[Entries from a visual dataset]
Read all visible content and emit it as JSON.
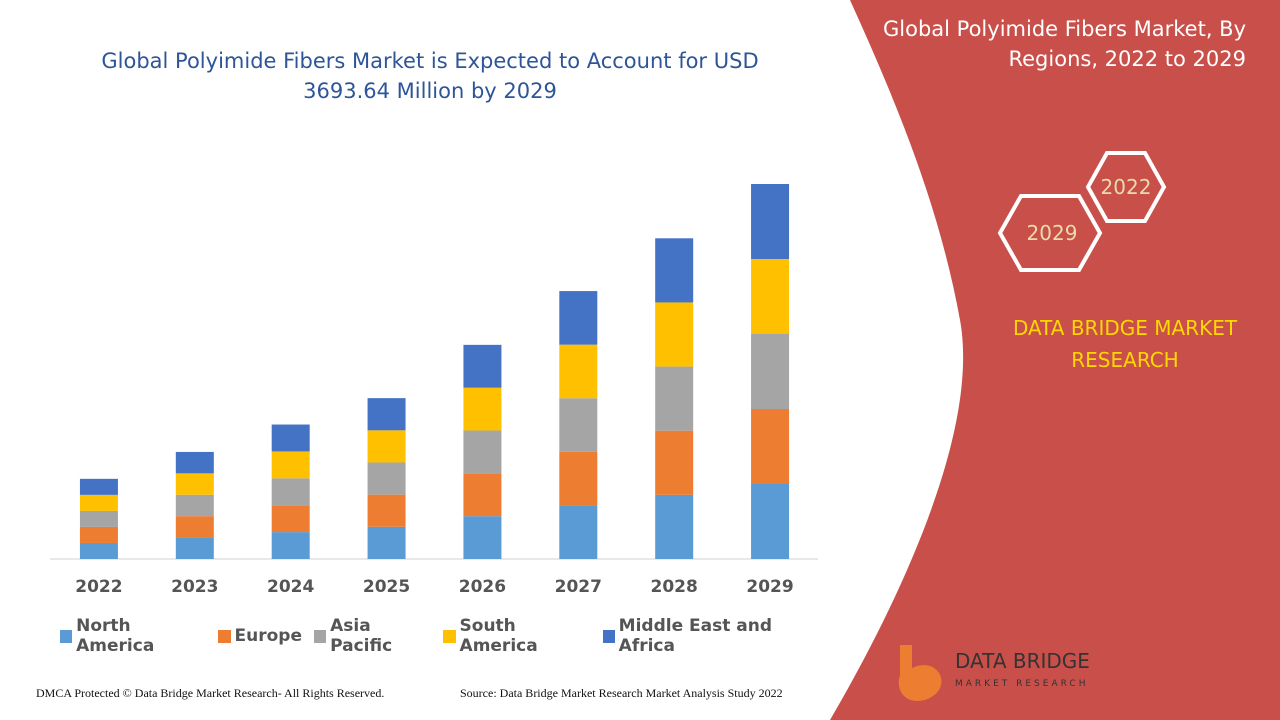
{
  "chart_data": {
    "type": "stacked_bar",
    "title": "Global Polyimide Fibers Market is Expected to Account for USD 3693.64 Million by 2029",
    "categories": [
      "2022",
      "2023",
      "2024",
      "2025",
      "2026",
      "2027",
      "2028",
      "2029"
    ],
    "series": [
      {
        "name": "North America",
        "color": "#5b9bd5",
        "values": [
          158,
          211,
          265,
          317,
          422,
          528,
          632,
          739
        ]
      },
      {
        "name": "Europe",
        "color": "#ed7d31",
        "values": [
          158,
          211,
          265,
          317,
          422,
          528,
          632,
          739
        ]
      },
      {
        "name": "Asia Pacific",
        "color": "#a5a5a5",
        "values": [
          158,
          211,
          265,
          317,
          422,
          528,
          632,
          739
        ]
      },
      {
        "name": "South America",
        "color": "#ffc000",
        "values": [
          158,
          211,
          265,
          317,
          422,
          528,
          632,
          739
        ]
      },
      {
        "name": "Middle East and Africa",
        "color": "#4472c4",
        "values": [
          158,
          211,
          265,
          317,
          422,
          528,
          632,
          739
        ]
      }
    ],
    "legend": "bottom"
  },
  "panel": {
    "title": "Global Polyimide Fibers Market, By Regions, 2022 to 2029",
    "hex_top": "2022",
    "hex_bottom": "2029",
    "brand": "DATA BRIDGE MARKET RESEARCH",
    "logo_name": "DATA BRIDGE",
    "logo_sub": "MARKET RESEARCH"
  },
  "footer": {
    "left": "DMCA Protected © Data Bridge Market Research- All Rights Reserved.",
    "right": "Source: Data Bridge Market Research Market Analysis Study 2022"
  }
}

• **Task instructions**
Copy the listing word for word, excluding its pictures.

• **Written solution**
Read all visible content and emit it as JSON.
{
  "chart_data": {
    "type": "stacked_bar",
    "title": "Global Polyimide Fibers Market is Expected to Account for USD 3693.64 Million by 2029",
    "categories": [
      "2022",
      "2023",
      "2024",
      "2025",
      "2026",
      "2027",
      "2028",
      "2029"
    ],
    "series": [
      {
        "name": "North America",
        "color": "#5b9bd5",
        "values": [
          158,
          211,
          265,
          317,
          422,
          528,
          632,
          739
        ]
      },
      {
        "name": "Europe",
        "color": "#ed7d31",
        "values": [
          158,
          211,
          265,
          317,
          422,
          528,
          632,
          739
        ]
      },
      {
        "name": "Asia Pacific",
        "color": "#a5a5a5",
        "values": [
          158,
          211,
          265,
          317,
          422,
          528,
          632,
          739
        ]
      },
      {
        "name": "South America",
        "color": "#ffc000",
        "values": [
          158,
          211,
          265,
          317,
          422,
          528,
          632,
          739
        ]
      },
      {
        "name": "Middle East and Africa",
        "color": "#4472c4",
        "values": [
          158,
          211,
          265,
          317,
          422,
          528,
          632,
          739
        ]
      }
    ],
    "legend": "bottom"
  },
  "panel": {
    "title": "Global Polyimide Fibers Market, By Regions, 2022 to 2029",
    "hex_top": "2022",
    "hex_bottom": "2029",
    "brand": "DATA BRIDGE MARKET RESEARCH",
    "logo_name": "DATA BRIDGE",
    "logo_sub": "MARKET RESEARCH"
  },
  "footer": {
    "left": "DMCA Protected © Data Bridge Market Research- All Rights Reserved.",
    "right": "Source: Data Bridge Market Research Market Analysis Study 2022"
  }
}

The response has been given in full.